**** Records to use ****

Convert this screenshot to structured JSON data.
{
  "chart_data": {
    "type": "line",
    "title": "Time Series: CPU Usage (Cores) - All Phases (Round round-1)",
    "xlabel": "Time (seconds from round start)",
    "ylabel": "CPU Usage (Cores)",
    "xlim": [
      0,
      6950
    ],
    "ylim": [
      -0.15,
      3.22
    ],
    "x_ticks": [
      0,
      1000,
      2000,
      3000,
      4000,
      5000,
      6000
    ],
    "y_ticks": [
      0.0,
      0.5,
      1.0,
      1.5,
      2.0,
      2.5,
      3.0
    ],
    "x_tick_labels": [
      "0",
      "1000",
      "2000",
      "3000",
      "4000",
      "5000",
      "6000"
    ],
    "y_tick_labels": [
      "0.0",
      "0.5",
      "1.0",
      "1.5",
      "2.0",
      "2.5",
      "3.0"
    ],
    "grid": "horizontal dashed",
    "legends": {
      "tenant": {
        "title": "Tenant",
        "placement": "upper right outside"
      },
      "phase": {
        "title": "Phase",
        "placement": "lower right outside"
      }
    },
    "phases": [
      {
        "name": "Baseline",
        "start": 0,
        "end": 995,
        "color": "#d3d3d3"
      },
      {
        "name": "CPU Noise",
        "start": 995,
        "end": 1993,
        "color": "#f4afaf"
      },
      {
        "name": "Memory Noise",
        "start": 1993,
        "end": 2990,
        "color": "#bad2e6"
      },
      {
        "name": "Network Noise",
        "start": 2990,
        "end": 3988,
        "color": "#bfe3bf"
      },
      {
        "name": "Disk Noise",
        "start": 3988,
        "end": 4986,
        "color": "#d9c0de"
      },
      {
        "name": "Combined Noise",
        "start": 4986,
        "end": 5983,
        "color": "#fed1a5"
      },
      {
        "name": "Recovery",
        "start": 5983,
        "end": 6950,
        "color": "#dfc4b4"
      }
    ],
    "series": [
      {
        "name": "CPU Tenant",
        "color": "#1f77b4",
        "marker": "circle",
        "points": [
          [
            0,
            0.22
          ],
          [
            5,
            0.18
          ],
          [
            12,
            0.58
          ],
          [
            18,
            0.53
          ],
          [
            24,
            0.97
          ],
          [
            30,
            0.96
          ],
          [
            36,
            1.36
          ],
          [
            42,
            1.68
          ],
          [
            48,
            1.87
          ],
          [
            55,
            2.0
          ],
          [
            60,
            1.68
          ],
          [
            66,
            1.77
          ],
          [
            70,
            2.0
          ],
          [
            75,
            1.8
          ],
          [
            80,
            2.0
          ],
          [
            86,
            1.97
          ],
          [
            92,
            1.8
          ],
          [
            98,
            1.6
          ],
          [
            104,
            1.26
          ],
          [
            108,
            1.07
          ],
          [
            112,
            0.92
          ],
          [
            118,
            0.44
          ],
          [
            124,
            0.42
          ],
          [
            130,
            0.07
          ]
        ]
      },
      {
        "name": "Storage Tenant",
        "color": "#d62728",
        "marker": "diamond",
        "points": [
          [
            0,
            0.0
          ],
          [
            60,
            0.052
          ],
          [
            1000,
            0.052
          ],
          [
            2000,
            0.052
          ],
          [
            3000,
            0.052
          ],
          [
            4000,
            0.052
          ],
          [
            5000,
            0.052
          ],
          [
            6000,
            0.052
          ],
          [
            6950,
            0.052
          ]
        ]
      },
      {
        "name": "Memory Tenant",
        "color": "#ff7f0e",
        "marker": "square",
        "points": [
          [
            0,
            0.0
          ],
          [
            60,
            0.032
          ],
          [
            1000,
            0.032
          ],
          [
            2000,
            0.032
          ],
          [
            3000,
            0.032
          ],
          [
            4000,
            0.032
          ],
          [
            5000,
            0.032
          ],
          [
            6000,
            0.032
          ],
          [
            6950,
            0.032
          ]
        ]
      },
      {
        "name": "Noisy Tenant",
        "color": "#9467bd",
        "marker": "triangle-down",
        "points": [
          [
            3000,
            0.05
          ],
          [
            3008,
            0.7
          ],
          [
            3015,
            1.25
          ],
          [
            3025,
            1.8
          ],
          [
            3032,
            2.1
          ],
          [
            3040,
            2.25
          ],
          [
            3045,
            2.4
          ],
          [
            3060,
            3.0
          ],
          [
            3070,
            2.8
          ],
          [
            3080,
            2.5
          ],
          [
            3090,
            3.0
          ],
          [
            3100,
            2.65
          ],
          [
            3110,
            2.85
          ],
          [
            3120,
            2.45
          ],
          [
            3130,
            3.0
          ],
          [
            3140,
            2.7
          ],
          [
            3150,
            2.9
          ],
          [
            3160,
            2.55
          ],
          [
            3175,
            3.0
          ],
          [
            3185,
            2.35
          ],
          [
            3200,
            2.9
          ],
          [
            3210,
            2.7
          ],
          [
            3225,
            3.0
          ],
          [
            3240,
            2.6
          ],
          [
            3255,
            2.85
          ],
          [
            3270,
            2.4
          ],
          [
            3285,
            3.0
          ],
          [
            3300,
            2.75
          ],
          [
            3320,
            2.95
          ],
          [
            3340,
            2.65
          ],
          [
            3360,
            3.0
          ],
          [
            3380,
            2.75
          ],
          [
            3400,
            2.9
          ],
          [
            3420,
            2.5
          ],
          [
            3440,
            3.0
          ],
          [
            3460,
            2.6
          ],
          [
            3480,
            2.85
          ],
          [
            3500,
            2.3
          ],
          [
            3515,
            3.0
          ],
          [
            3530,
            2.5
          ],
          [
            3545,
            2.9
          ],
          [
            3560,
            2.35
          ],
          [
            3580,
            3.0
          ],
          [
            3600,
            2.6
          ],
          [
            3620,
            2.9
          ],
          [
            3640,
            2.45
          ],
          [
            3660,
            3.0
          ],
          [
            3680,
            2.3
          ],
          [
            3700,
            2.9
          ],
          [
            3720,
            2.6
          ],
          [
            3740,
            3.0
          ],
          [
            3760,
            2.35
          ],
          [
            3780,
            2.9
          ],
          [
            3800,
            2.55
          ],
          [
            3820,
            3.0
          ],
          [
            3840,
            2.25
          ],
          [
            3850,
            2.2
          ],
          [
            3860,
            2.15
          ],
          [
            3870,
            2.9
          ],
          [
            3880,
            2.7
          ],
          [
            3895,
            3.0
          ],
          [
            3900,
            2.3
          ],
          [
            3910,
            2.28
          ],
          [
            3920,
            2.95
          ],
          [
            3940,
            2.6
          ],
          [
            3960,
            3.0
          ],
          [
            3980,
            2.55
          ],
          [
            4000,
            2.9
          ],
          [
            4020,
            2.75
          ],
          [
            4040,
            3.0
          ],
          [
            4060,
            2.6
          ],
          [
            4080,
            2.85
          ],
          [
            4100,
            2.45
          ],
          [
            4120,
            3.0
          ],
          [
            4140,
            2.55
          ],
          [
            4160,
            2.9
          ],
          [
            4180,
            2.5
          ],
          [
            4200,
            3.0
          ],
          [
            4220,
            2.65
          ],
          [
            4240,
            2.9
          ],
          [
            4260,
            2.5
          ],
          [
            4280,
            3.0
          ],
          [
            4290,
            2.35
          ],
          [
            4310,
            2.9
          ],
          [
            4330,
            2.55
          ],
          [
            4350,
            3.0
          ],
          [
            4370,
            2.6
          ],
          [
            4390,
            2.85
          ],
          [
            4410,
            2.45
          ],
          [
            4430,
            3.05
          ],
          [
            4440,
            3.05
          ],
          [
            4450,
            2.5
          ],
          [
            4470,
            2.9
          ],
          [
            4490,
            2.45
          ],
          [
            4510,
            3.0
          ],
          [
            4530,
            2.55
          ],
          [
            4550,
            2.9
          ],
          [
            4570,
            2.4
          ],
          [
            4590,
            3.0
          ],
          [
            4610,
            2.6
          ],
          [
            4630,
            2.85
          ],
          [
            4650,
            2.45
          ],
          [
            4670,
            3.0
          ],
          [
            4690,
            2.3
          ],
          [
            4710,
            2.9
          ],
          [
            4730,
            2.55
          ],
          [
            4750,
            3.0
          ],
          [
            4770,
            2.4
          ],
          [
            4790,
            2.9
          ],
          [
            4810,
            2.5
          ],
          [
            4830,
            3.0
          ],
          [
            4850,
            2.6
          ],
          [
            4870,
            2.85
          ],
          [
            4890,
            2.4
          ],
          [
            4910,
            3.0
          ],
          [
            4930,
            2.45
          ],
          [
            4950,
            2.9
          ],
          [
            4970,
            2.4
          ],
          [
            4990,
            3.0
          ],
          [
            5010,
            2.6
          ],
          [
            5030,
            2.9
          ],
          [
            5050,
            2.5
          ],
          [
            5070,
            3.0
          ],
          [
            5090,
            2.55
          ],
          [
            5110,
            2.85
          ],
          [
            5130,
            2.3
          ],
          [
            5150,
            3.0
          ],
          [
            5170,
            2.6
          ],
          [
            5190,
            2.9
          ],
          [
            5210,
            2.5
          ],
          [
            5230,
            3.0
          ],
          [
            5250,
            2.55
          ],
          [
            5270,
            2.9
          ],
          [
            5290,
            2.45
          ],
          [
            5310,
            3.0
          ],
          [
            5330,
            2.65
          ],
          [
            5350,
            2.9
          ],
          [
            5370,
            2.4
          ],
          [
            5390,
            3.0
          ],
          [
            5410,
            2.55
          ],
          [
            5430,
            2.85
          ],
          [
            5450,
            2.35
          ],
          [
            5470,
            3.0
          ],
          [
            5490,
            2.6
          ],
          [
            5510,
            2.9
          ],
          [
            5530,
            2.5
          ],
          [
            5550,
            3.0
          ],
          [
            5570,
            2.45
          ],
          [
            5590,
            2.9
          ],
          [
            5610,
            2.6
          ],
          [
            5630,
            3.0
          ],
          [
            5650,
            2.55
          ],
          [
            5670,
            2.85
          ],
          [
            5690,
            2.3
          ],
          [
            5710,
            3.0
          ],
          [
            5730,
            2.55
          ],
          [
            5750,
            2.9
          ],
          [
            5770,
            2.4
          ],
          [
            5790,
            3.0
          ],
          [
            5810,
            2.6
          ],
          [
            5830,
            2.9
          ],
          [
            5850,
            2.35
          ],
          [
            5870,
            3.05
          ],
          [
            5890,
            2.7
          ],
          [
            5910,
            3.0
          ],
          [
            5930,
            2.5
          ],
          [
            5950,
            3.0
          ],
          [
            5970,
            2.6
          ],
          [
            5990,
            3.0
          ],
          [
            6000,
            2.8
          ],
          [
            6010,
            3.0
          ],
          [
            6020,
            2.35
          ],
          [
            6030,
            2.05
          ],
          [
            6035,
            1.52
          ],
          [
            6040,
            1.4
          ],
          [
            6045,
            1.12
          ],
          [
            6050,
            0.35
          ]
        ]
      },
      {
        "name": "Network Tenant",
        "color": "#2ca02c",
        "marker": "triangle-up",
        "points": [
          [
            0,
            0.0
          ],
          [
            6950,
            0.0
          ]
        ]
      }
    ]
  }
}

****

**Problem requirements**
Extract each line from the listing that holds the word "placement".

**Output of the task**
        "placement": "upper right outside"
        "placement": "lower right outside"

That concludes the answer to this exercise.